▶ _Direction_:
Your task is to repeat the lines below exactly, excluding any pictures they contain.

Dataset excerpt:
[BEGIN]
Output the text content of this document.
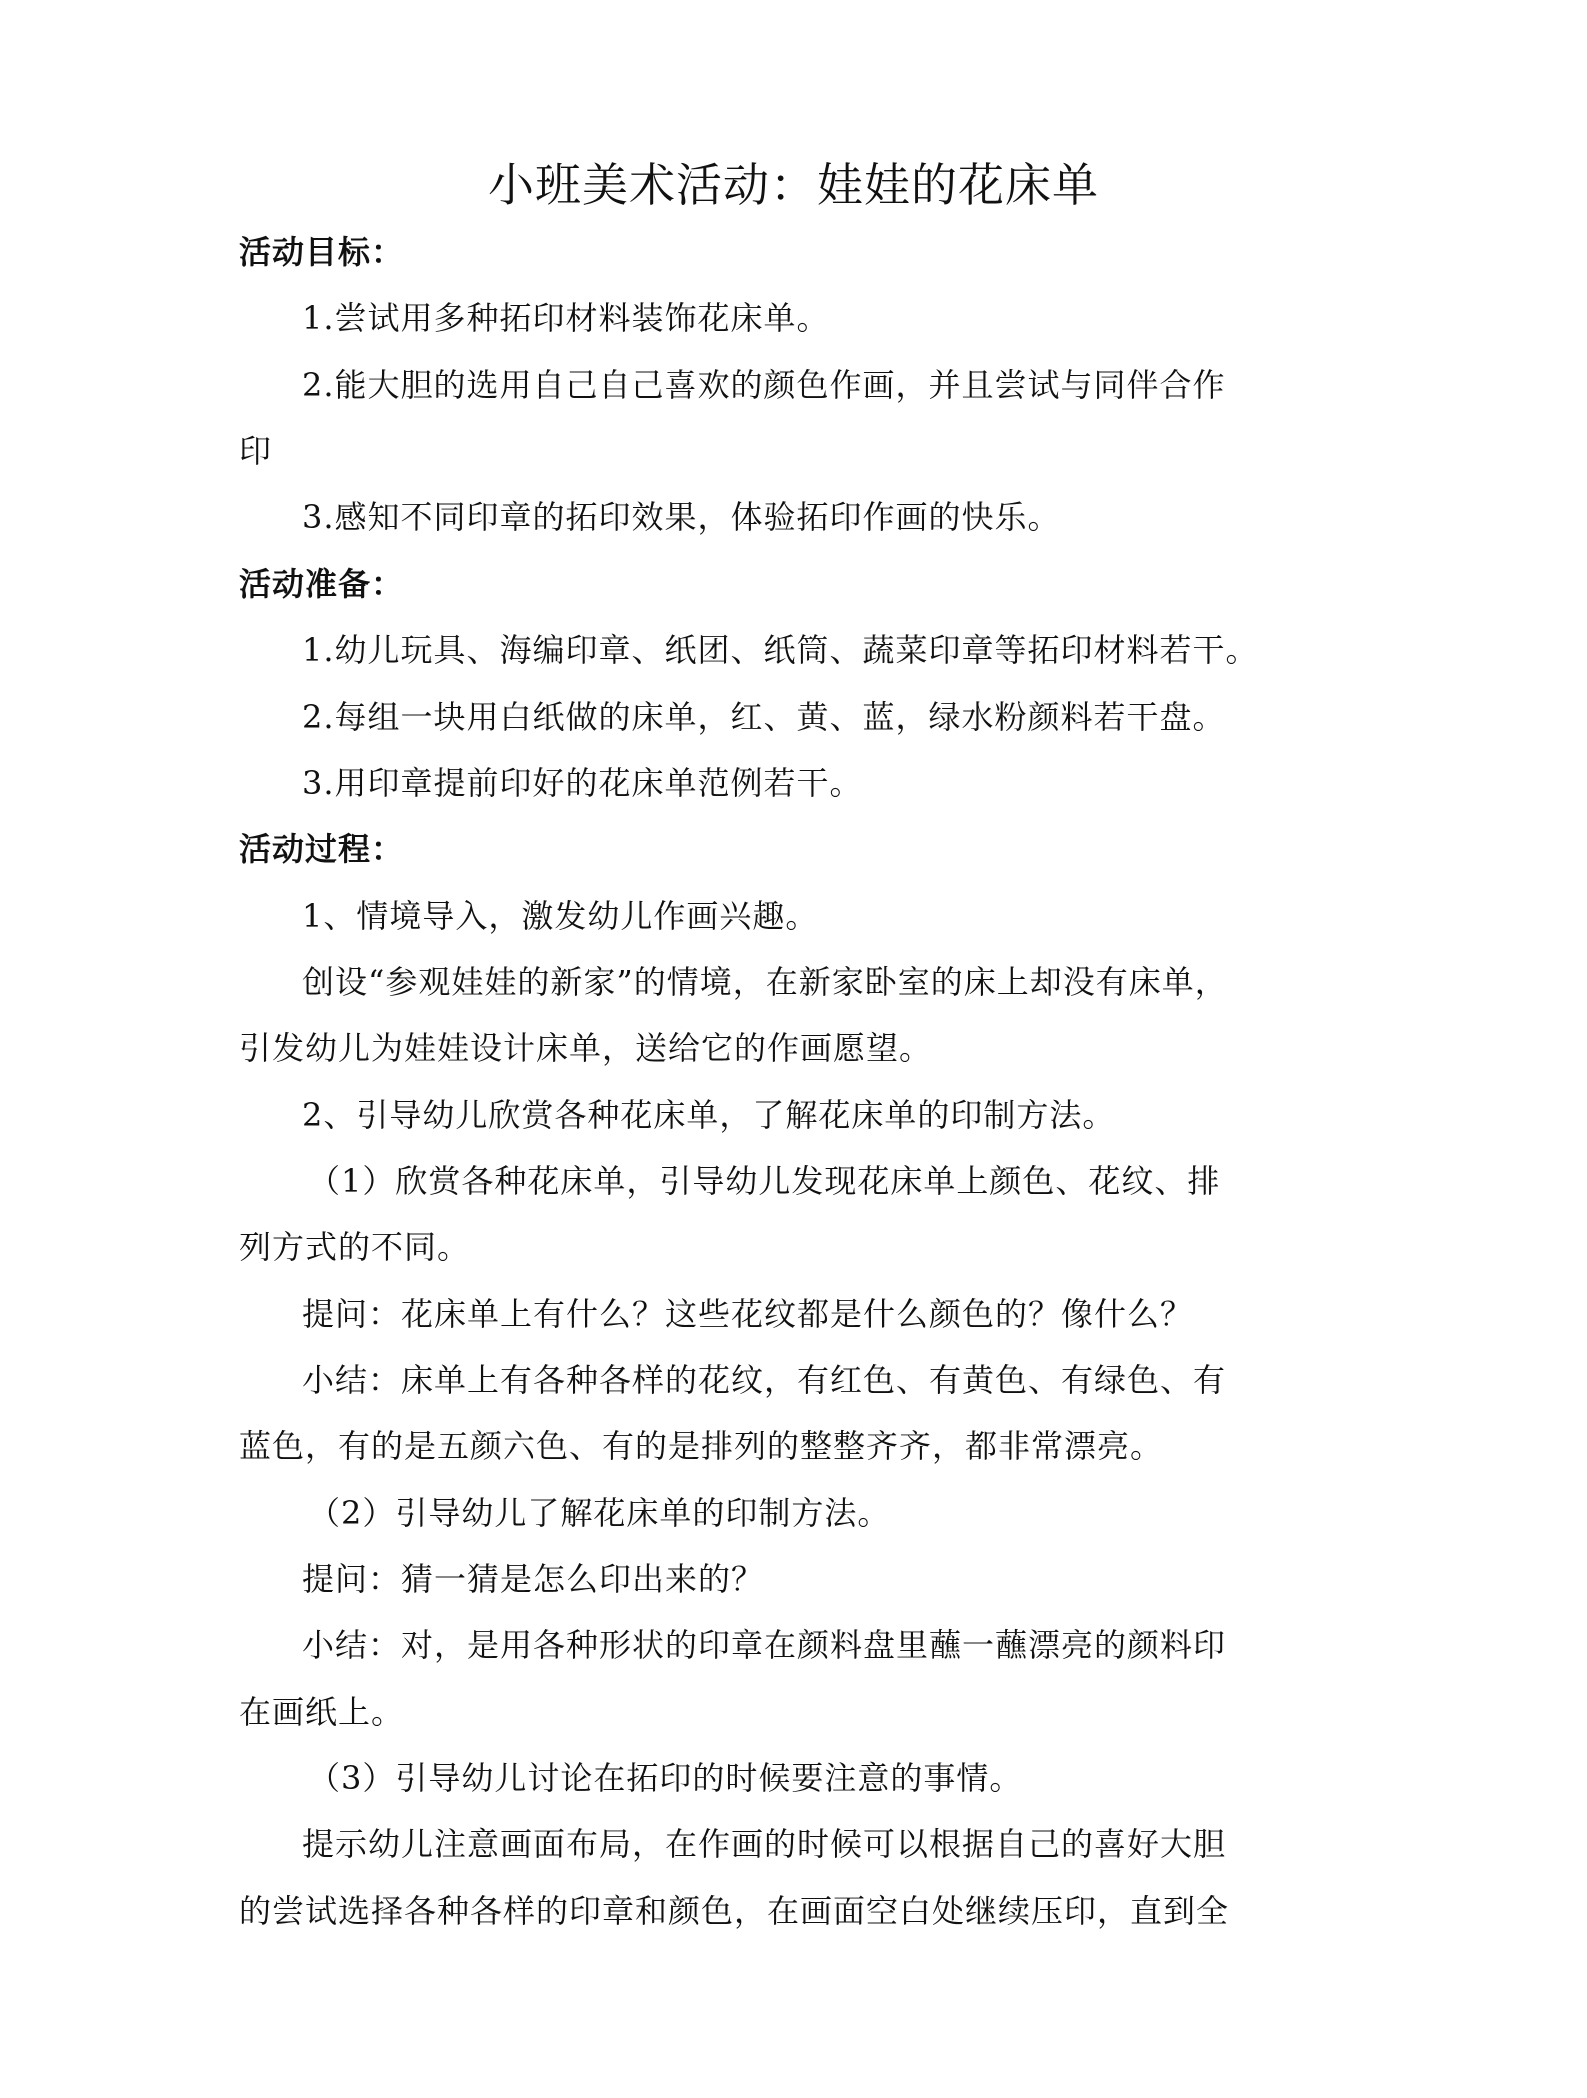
小班美术活动：娃娃的花床单
活动目标：
1.尝试用多种拓印材料装饰花床单。
2.能大胆的选用自己自己喜欢的颜色作画，并且尝试与同伴合作
印
3.感知不同印章的拓印效果，体验拓印作画的快乐。
活动准备：
1.幼儿玩具、海编印章、纸团、纸筒、蔬菜印章等拓印材料若干。
2.每组一块用白纸做的床单，红、黄、蓝，绿水粉颜料若干盘。
3.用印章提前印好的花床单范例若干。
活动过程：
1、情境导入，激发幼儿作画兴趣。
创设“参观娃娃的新家”的情境，在新家卧室的床上却没有床单，
引发幼儿为娃娃设计床单，送给它的作画愿望。
2、引导幼儿欣赏各种花床单，了解花床单的印制方法。
（1）欣赏各种花床单，引导幼儿发现花床单上颜色、花纹、排
列方式的不同。
提问：花床单上有什么？这些花纹都是什么颜色的？像什么？
小结：床单上有各种各样的花纹，有红色、有黄色、有绿色、有
蓝色，有的是五颜六色、有的是排列的整整齐齐，都非常漂亮。
（2）引导幼儿了解花床单的印制方法。
提问：猜一猜是怎么印出来的？
小结：对，是用各种形状的印章在颜料盘里蘸一蘸漂亮的颜料印
在画纸上。
（3）引导幼儿讨论在拓印的时候要注意的事情。
提示幼儿注意画面布局，在作画的时候可以根据自己的喜好大胆
的尝试选择各种各样的印章和颜色，在画面空白处继续压印，直到全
[END]
▶ _Answer to this task_:
Output the text content of this document.
小班美术活动：娃娃的花床单
活动目标：
1.尝试用多种拓印材料装饰花床单。
2.能大胆的选用自己自己喜欢的颜色作画，并且尝试与同伴合作
印
3.感知不同印章的拓印效果，体验拓印作画的快乐。
活动准备：
1.幼儿玩具、海编印章、纸团、纸筒、蔬菜印章等拓印材料若干。
2.每组一块用白纸做的床单，红、黄、蓝，绿水粉颜料若干盘。
3.用印章提前印好的花床单范例若干。
活动过程：
1、情境导入，激发幼儿作画兴趣。
创设“参观娃娃的新家”的情境，在新家卧室的床上却没有床单，
引发幼儿为娃娃设计床单，送给它的作画愿望。
2、引导幼儿欣赏各种花床单，了解花床单的印制方法。
（1）欣赏各种花床单，引导幼儿发现花床单上颜色、花纹、排
列方式的不同。
提问：花床单上有什么？这些花纹都是什么颜色的？像什么？
小结：床单上有各种各样的花纹，有红色、有黄色、有绿色、有
蓝色，有的是五颜六色、有的是排列的整整齐齐，都非常漂亮。
（2）引导幼儿了解花床单的印制方法。
提问：猜一猜是怎么印出来的？
小结：对，是用各种形状的印章在颜料盘里蘸一蘸漂亮的颜料印
在画纸上。
（3）引导幼儿讨论在拓印的时候要注意的事情。
提示幼儿注意画面布局，在作画的时候可以根据自己的喜好大胆
的尝试选择各种各样的印章和颜色，在画面空白处继续压印，直到全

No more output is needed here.